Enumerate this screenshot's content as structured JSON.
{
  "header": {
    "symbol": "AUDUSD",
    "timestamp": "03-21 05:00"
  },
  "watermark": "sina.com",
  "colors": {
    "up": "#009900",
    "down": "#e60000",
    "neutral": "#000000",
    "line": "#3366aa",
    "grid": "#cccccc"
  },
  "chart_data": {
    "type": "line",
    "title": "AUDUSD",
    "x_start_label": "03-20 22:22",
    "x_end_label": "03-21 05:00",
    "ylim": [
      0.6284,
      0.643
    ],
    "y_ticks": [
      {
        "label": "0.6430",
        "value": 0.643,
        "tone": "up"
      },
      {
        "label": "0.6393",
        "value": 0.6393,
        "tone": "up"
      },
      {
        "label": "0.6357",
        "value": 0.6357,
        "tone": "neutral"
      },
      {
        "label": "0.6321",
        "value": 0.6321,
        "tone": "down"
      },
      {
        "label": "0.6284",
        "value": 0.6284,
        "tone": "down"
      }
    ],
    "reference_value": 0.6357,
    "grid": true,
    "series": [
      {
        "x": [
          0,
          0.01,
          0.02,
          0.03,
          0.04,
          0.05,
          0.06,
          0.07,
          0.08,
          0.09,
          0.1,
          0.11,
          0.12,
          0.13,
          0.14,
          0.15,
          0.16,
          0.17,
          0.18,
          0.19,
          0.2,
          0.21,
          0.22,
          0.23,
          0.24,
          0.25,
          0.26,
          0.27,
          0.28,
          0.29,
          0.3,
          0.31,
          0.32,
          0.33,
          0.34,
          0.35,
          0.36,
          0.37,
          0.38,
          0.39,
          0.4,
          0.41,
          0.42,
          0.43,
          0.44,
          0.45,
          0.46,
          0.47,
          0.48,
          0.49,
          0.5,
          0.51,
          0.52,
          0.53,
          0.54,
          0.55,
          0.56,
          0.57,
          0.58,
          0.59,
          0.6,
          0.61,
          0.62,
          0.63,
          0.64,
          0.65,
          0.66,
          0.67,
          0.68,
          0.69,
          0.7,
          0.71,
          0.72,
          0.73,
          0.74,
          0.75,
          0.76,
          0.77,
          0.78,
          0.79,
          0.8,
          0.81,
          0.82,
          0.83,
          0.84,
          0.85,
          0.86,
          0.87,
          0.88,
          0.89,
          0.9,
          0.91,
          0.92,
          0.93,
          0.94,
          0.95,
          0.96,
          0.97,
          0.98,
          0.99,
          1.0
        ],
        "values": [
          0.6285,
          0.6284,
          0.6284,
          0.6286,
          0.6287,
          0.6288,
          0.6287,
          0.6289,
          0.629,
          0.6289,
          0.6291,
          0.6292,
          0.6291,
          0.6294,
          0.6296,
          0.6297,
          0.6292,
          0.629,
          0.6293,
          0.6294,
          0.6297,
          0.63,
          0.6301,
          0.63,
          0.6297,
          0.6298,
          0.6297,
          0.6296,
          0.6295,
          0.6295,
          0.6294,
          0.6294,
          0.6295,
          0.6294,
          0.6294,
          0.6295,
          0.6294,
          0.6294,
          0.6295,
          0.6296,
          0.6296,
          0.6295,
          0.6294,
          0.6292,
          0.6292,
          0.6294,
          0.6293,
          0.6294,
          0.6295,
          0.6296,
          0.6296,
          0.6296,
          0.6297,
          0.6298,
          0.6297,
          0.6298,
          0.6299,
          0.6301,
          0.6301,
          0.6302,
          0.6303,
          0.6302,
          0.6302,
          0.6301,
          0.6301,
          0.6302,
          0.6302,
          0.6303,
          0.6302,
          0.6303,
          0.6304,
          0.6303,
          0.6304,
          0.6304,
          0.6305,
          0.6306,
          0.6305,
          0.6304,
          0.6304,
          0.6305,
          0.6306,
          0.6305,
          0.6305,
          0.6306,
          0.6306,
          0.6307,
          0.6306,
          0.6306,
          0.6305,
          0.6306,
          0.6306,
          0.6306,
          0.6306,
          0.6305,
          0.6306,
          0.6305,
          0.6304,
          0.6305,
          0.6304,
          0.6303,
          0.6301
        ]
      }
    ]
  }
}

::::::::

--- The exercise ---
Write out every entry above, word for word.

--- Output ---
Enumerate this screenshot's content as structured JSON.
{
  "header": {
    "symbol": "AUDUSD",
    "timestamp": "03-21 05:00"
  },
  "watermark": "sina.com",
  "colors": {
    "up": "#009900",
    "down": "#e60000",
    "neutral": "#000000",
    "line": "#3366aa",
    "grid": "#cccccc"
  },
  "chart_data": {
    "type": "line",
    "title": "AUDUSD",
    "x_start_label": "03-20 22:22",
    "x_end_label": "03-21 05:00",
    "ylim": [
      0.6284,
      0.643
    ],
    "y_ticks": [
      {
        "label": "0.6430",
        "value": 0.643,
        "tone": "up"
      },
      {
        "label": "0.6393",
        "value": 0.6393,
        "tone": "up"
      },
      {
        "label": "0.6357",
        "value": 0.6357,
        "tone": "neutral"
      },
      {
        "label": "0.6321",
        "value": 0.6321,
        "tone": "down"
      },
      {
        "label": "0.6284",
        "value": 0.6284,
        "tone": "down"
      }
    ],
    "reference_value": 0.6357,
    "grid": true,
    "series": [
      {
        "x": [
          0,
          0.01,
          0.02,
          0.03,
          0.04,
          0.05,
          0.06,
          0.07,
          0.08,
          0.09,
          0.1,
          0.11,
          0.12,
          0.13,
          0.14,
          0.15,
          0.16,
          0.17,
          0.18,
          0.19,
          0.2,
          0.21,
          0.22,
          0.23,
          0.24,
          0.25,
          0.26,
          0.27,
          0.28,
          0.29,
          0.3,
          0.31,
          0.32,
          0.33,
          0.34,
          0.35,
          0.36,
          0.37,
          0.38,
          0.39,
          0.4,
          0.41,
          0.42,
          0.43,
          0.44,
          0.45,
          0.46,
          0.47,
          0.48,
          0.49,
          0.5,
          0.51,
          0.52,
          0.53,
          0.54,
          0.55,
          0.56,
          0.57,
          0.58,
          0.59,
          0.6,
          0.61,
          0.62,
          0.63,
          0.64,
          0.65,
          0.66,
          0.67,
          0.68,
          0.69,
          0.7,
          0.71,
          0.72,
          0.73,
          0.74,
          0.75,
          0.76,
          0.77,
          0.78,
          0.79,
          0.8,
          0.81,
          0.82,
          0.83,
          0.84,
          0.85,
          0.86,
          0.87,
          0.88,
          0.89,
          0.9,
          0.91,
          0.92,
          0.93,
          0.94,
          0.95,
          0.96,
          0.97,
          0.98,
          0.99,
          1.0
        ],
        "values": [
          0.6285,
          0.6284,
          0.6284,
          0.6286,
          0.6287,
          0.6288,
          0.6287,
          0.6289,
          0.629,
          0.6289,
          0.6291,
          0.6292,
          0.6291,
          0.6294,
          0.6296,
          0.6297,
          0.6292,
          0.629,
          0.6293,
          0.6294,
          0.6297,
          0.63,
          0.6301,
          0.63,
          0.6297,
          0.6298,
          0.6297,
          0.6296,
          0.6295,
          0.6295,
          0.6294,
          0.6294,
          0.6295,
          0.6294,
          0.6294,
          0.6295,
          0.6294,
          0.6294,
          0.6295,
          0.6296,
          0.6296,
          0.6295,
          0.6294,
          0.6292,
          0.6292,
          0.6294,
          0.6293,
          0.6294,
          0.6295,
          0.6296,
          0.6296,
          0.6296,
          0.6297,
          0.6298,
          0.6297,
          0.6298,
          0.6299,
          0.6301,
          0.6301,
          0.6302,
          0.6303,
          0.6302,
          0.6302,
          0.6301,
          0.6301,
          0.6302,
          0.6302,
          0.6303,
          0.6302,
          0.6303,
          0.6304,
          0.6303,
          0.6304,
          0.6304,
          0.6305,
          0.6306,
          0.6305,
          0.6304,
          0.6304,
          0.6305,
          0.6306,
          0.6305,
          0.6305,
          0.6306,
          0.6306,
          0.6307,
          0.6306,
          0.6306,
          0.6305,
          0.6306,
          0.6306,
          0.6306,
          0.6306,
          0.6305,
          0.6306,
          0.6305,
          0.6304,
          0.6305,
          0.6304,
          0.6303,
          0.6301
        ]
      }
    ]
  }
}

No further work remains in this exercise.